■ DIRECTIONS ■
Find every line with the word "your". Copy those lines.

■ SUPPLIED MATERIAL ■
'''

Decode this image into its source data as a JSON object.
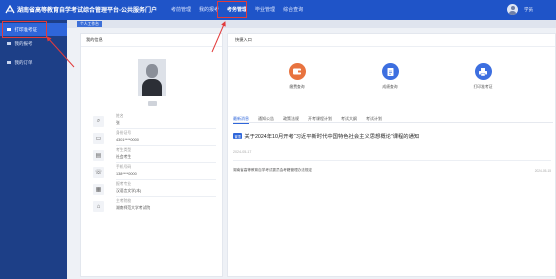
{
  "header": {
    "title": "湖南省高等教育自学考试综合管理平台-公共服务门户",
    "nav": [
      "考前管理",
      "我的报考",
      "考务管理",
      "毕业管理",
      "综合查询"
    ],
    "active_nav": "考务管理",
    "user_name": "学员"
  },
  "sidebar": {
    "items": [
      {
        "label": "打印准考证",
        "active": true
      },
      {
        "label": "我的报考",
        "active": false
      },
      {
        "label": "我的订单",
        "active": false
      }
    ]
  },
  "tab_strip": {
    "tab_label": "个人工作台"
  },
  "profile": {
    "title": "我的信息",
    "fields": [
      {
        "label": "姓名",
        "value": "张"
      },
      {
        "label": "身份证号",
        "value": "4301****0000"
      },
      {
        "label": "考生类型",
        "value": "社会考生"
      },
      {
        "label": "手机号码",
        "value": "138****0000"
      },
      {
        "label": "报考专业",
        "value": "汉语言文学(本)"
      },
      {
        "label": "主考院校",
        "value": "湖南师范大学考试院"
      }
    ]
  },
  "quick_entry": {
    "title": "快捷入口",
    "items": [
      {
        "label": "缴费查询",
        "icon": "wallet-icon",
        "color": "#e8733f"
      },
      {
        "label": "成绩查询",
        "icon": "document-icon",
        "color": "#3d6fe0"
      },
      {
        "label": "打印准考证",
        "icon": "printer-icon",
        "color": "#3d6fe0"
      }
    ]
  },
  "news": {
    "tabs": [
      "最新消息",
      "通知公告",
      "政策法规",
      "开考课程计划",
      "考试大纲",
      "考试计划"
    ],
    "active_tab": "最新消息",
    "featured": {
      "badge": "置顶",
      "title": "关于2024年10月开考“习近平新时代中国特色社会主义思想概论”课程的通知",
      "date": "2024-05-17"
    },
    "items": [
      {
        "title": "湖南省高等教育自学考试委员会考籍管理办法规定",
        "date": "2024-05-15"
      }
    ]
  },
  "colors": {
    "header": "#1f54c8",
    "sidebar": "#1d3f87",
    "accent": "#2f66da",
    "highlight": "#e23b3b"
  }
}
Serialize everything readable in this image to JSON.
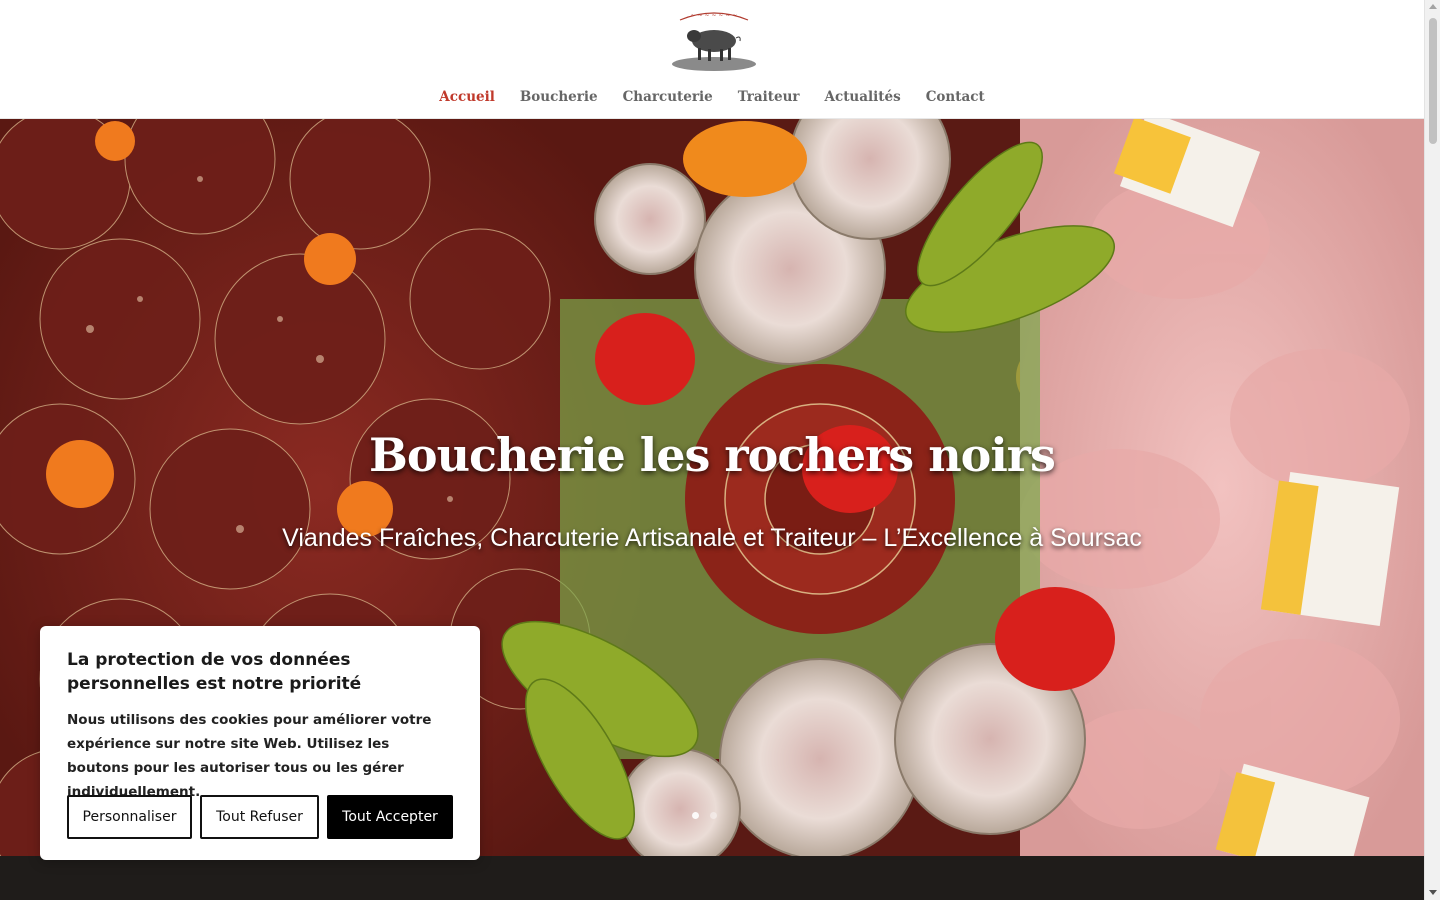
{
  "header": {
    "logo_alt": "Boucherie Les Rochers Noirs",
    "nav": [
      {
        "label": "Accueil",
        "active": true
      },
      {
        "label": "Boucherie",
        "active": false
      },
      {
        "label": "Charcuterie",
        "active": false
      },
      {
        "label": "Traiteur",
        "active": false
      },
      {
        "label": "Actualités",
        "active": false
      },
      {
        "label": "Contact",
        "active": false
      }
    ],
    "accent_color": "#c0392b"
  },
  "hero": {
    "title": "Boucherie les rochers noirs",
    "subtitle": "Viandes Fraîches, Charcuterie Artisanale et Traiteur – L’Excellence à Soursac"
  },
  "cookie": {
    "title": "La protection de vos données personnelles est notre priorité",
    "text": "Nous utilisons des cookies pour améliorer votre expérience sur notre site Web. Utilisez les boutons pour les autoriser tous ou les gérer individuellement.",
    "btn_customize": "Personnaliser",
    "btn_refuse": "Tout Refuser",
    "btn_accept": "Tout Accepter"
  }
}
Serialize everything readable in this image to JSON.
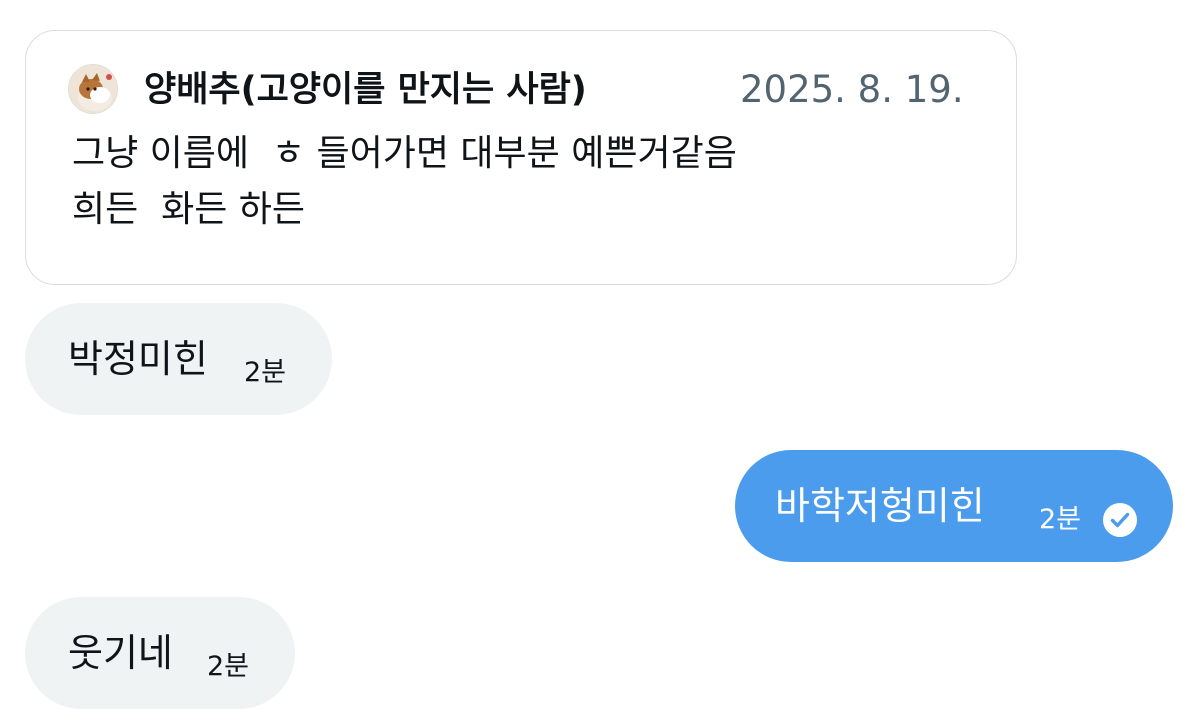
{
  "quoted_post": {
    "author": "양배추(고양이를 만지는 사람)",
    "date": "2025. 8. 19.",
    "lines": [
      "그냥 이름에  ㅎ 들어가면 대부분 예쁜거같음",
      "희든  화든 하든"
    ]
  },
  "messages": [
    {
      "direction": "incoming",
      "text": "박정미힌",
      "time": "2분"
    },
    {
      "direction": "outgoing",
      "text": "바학저헝미힌",
      "time": "2분",
      "status": "read"
    },
    {
      "direction": "incoming",
      "text": "웃기네",
      "time": "2분"
    }
  ],
  "colors": {
    "outgoing_bubble": "#4b9ced",
    "incoming_bubble": "#eff3f4",
    "card_border": "#d9dde1",
    "secondary_text": "#536471"
  },
  "icons": {
    "avatar": "cat-avatar",
    "read_status": "check-circle-icon"
  }
}
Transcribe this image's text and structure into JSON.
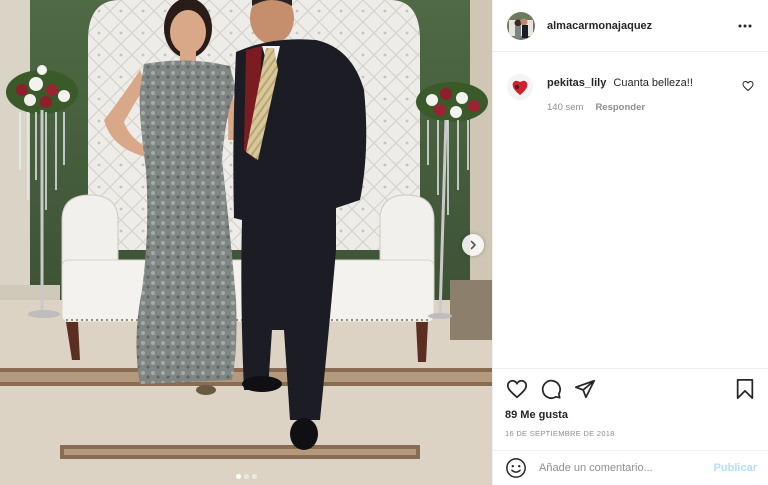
{
  "post": {
    "username": "almacarmonajaquez",
    "carousel": {
      "total": 3,
      "active": 1
    }
  },
  "comments": [
    {
      "user": "pekitas_lily",
      "text": "Cuanta belleza!!",
      "age": "140 sem",
      "reply_label": "Responder"
    }
  ],
  "actions": {
    "likes": "89 Me gusta",
    "date": "16 DE SEPTIEMBRE DE 2018"
  },
  "comment_box": {
    "placeholder": "Añade un comentario...",
    "publish_label": "Publicar"
  },
  "icons": [
    "more-options-icon",
    "next-arrow-icon",
    "heart-icon",
    "comment-icon",
    "share-icon",
    "save-icon",
    "emoji-icon",
    "comment-heart-icon"
  ],
  "colors": {
    "text": "#262626",
    "muted": "#8e8e8e",
    "border": "#efefef",
    "publish_disabled": "#b2dffc"
  }
}
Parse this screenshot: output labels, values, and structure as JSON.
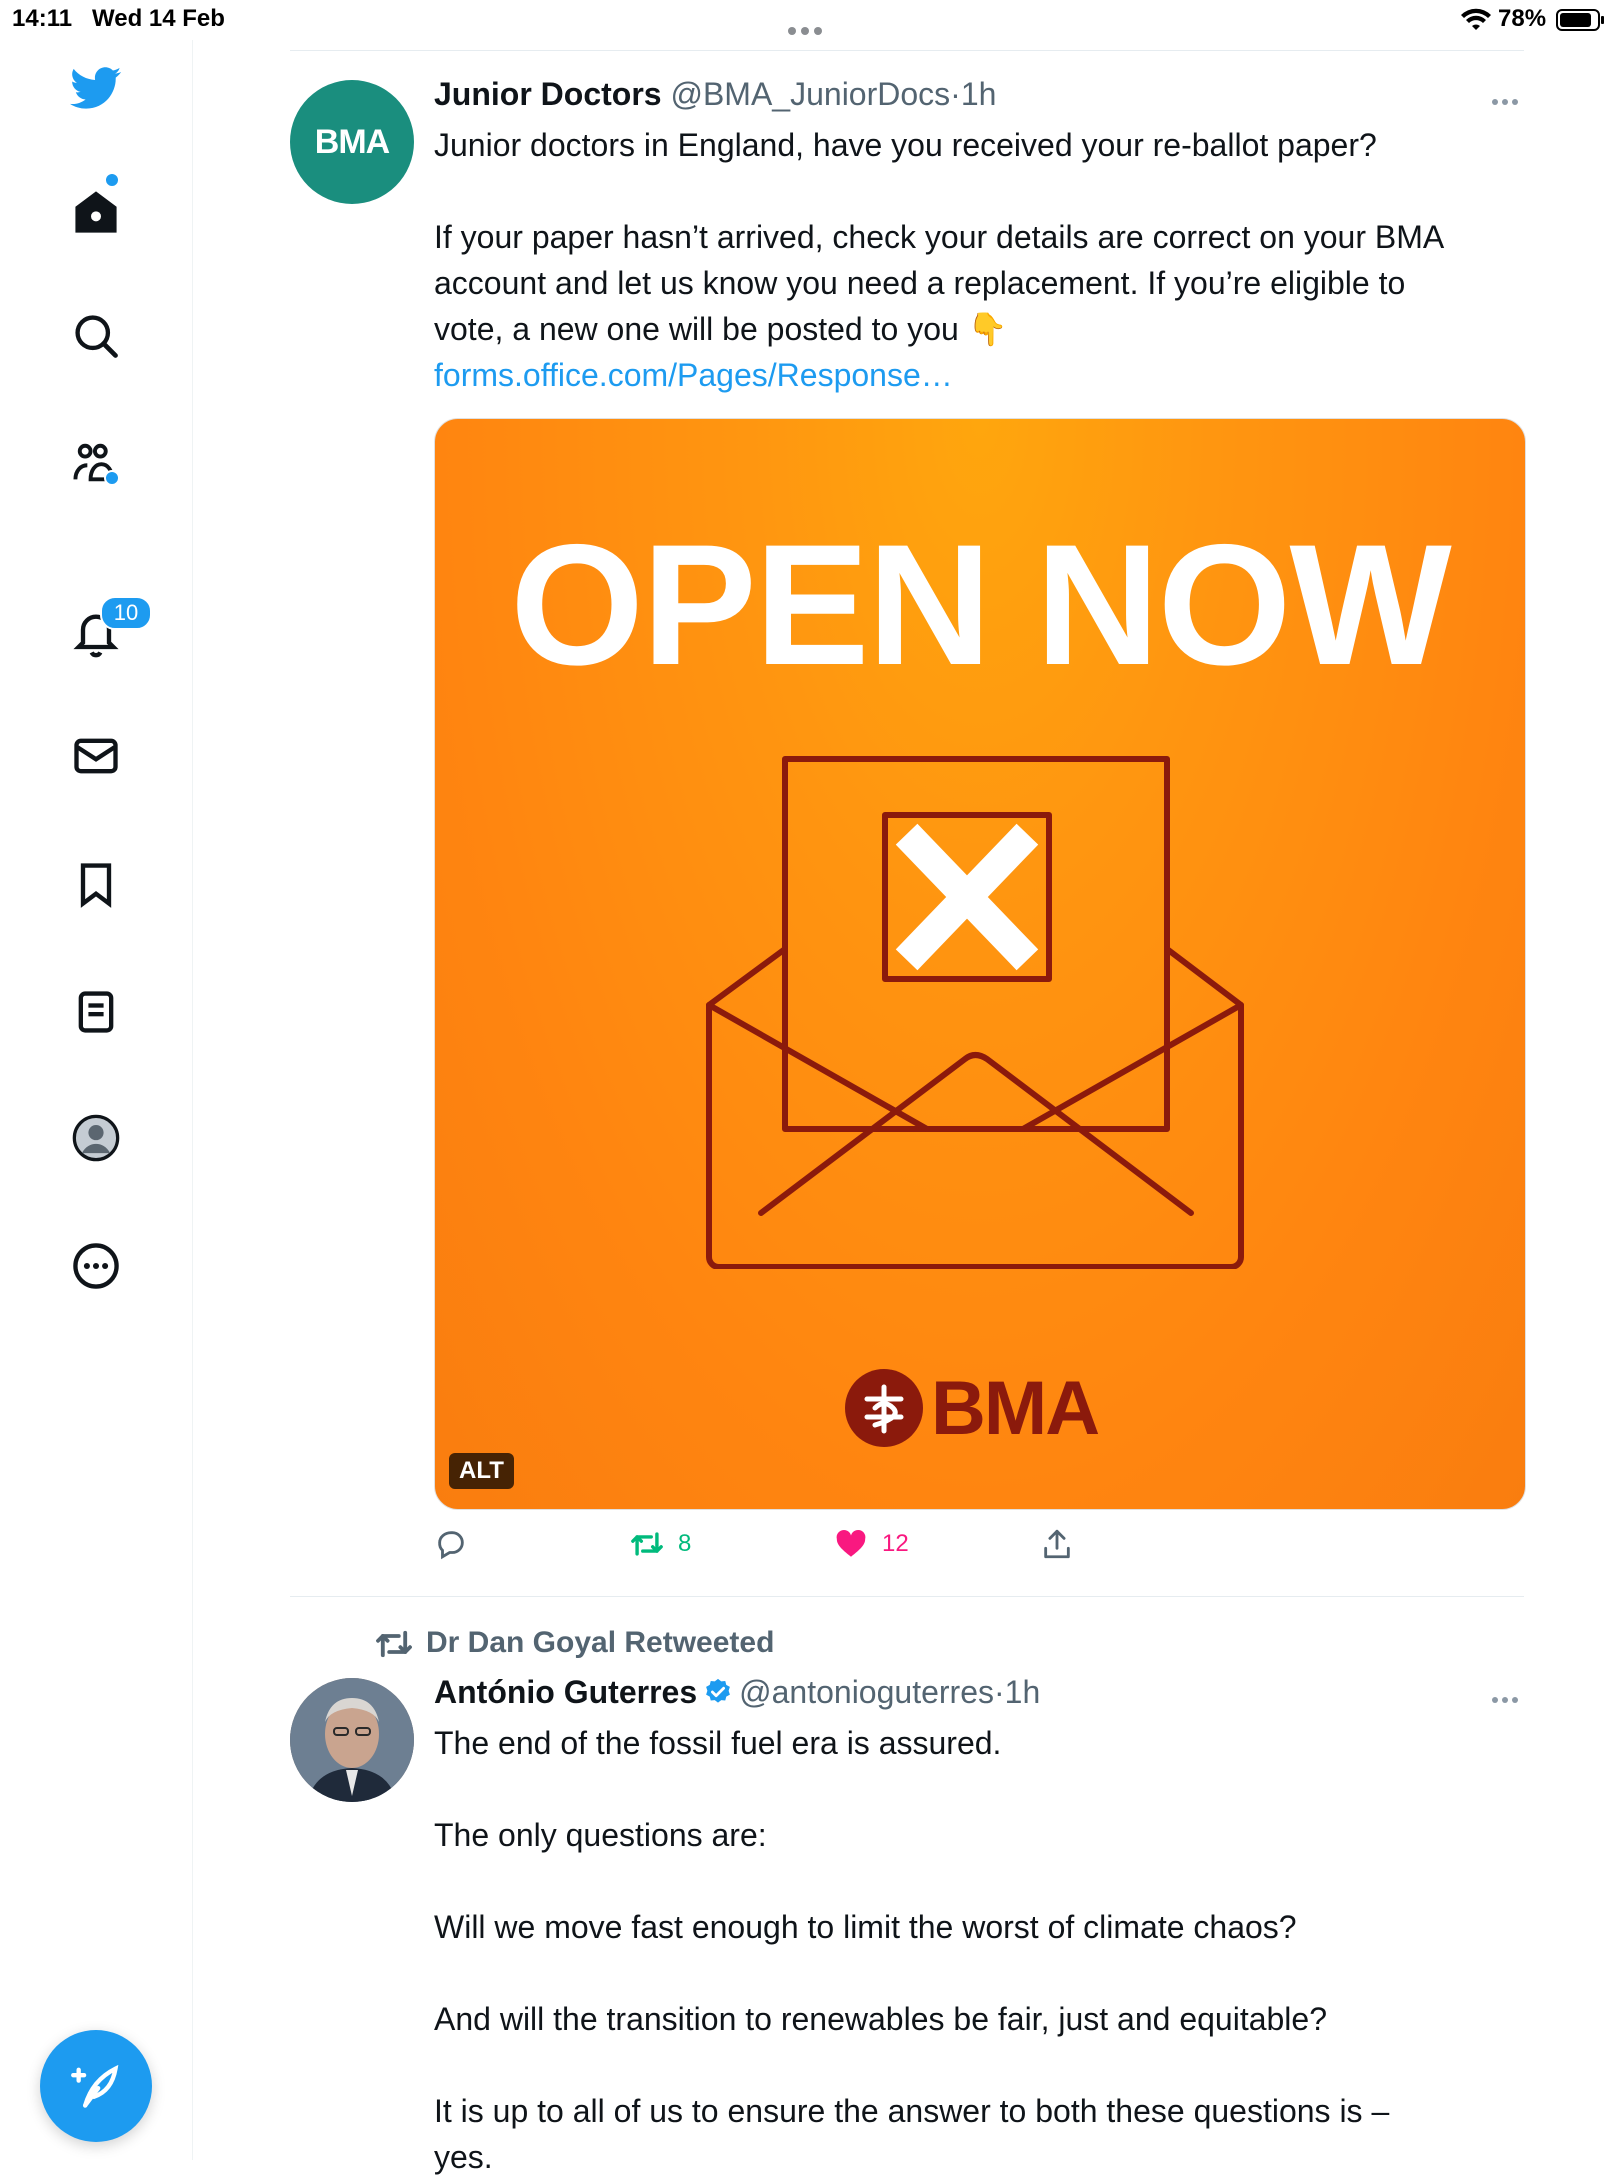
{
  "status_bar": {
    "time": "14:11",
    "date": "Wed 14 Feb",
    "battery": "78%"
  },
  "sidebar": {
    "notifications_count": "10"
  },
  "tweets": [
    {
      "name": "Junior Doctors",
      "handle": "@BMA_JuniorDocs",
      "separator": "·",
      "time": "1h",
      "avatar_text": "BMA",
      "lines": [
        "Junior doctors in England, have you received your re-ballot paper?",
        "",
        "If your paper hasn’t arrived, check your details are correct on your BMA",
        "account and let us know you need a replacement. If you’re eligible to",
        "vote, a new one will be posted to you 👇"
      ],
      "link": "forms.office.com/Pages/Response…",
      "media": {
        "headline": "OPEN NOW",
        "brand": "BMA",
        "alt_label": "ALT"
      },
      "retweets": "8",
      "likes": "12"
    },
    {
      "retweeted_by": "Dr Dan Goyal Retweeted",
      "name": "António Guterres",
      "handle": "@antonioguterres",
      "separator": "·",
      "time": "1h",
      "lines": [
        "The end of the fossil fuel era is assured.",
        "",
        "The only questions are:",
        "",
        "Will we move fast enough to limit the worst of climate chaos?",
        "",
        "And will the transition to renewables be fair, just and equitable?",
        "",
        "It is up to all of us to ensure the answer to both these questions is –",
        "yes."
      ]
    }
  ],
  "colors": {
    "accent": "#1d9bf0",
    "like": "#f91880",
    "retweet": "#00ba7c",
    "bma_teal": "#1a8e7e",
    "banner_orange": "#ff8a10"
  }
}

'''

■ OUTPUT FOR THIS EXERCISE ■
        "Junior doctors in England, have you received your re-ballot paper?",
        "If your paper hasn’t arrived, check your details are correct on your BMA",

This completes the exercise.